- **Problem requirements**
Give the number of lines that include the word "icon", and nothing else.

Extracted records

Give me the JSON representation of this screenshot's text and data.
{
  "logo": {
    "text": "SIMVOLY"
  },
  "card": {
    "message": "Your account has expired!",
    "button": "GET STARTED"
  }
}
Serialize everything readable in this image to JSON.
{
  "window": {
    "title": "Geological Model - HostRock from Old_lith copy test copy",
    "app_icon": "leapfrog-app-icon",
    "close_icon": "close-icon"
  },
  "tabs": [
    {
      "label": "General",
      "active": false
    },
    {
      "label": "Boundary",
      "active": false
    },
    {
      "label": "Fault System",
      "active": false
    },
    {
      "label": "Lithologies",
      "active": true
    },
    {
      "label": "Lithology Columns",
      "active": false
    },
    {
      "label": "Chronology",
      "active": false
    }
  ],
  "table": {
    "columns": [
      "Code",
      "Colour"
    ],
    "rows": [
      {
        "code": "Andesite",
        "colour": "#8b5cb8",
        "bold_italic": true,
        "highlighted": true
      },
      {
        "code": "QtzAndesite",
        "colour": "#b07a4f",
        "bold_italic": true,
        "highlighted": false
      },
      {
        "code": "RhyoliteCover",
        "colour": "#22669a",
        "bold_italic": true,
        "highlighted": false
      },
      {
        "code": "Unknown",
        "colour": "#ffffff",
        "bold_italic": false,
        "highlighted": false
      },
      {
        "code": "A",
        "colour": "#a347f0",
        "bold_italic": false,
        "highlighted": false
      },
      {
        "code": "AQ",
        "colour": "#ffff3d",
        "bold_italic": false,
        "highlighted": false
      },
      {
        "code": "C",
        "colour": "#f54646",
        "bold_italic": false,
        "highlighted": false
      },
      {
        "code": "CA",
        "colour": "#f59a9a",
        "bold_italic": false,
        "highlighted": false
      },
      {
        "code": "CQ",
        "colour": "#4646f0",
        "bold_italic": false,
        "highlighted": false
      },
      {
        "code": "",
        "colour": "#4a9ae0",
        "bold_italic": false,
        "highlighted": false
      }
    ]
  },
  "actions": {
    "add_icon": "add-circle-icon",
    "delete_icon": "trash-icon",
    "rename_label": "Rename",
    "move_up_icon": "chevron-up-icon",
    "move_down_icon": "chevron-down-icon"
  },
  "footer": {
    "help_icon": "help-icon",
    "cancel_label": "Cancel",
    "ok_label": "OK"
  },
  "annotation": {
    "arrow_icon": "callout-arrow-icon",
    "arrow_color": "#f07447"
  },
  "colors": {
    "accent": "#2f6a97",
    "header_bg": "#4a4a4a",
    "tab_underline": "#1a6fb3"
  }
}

- **Result of the task**
8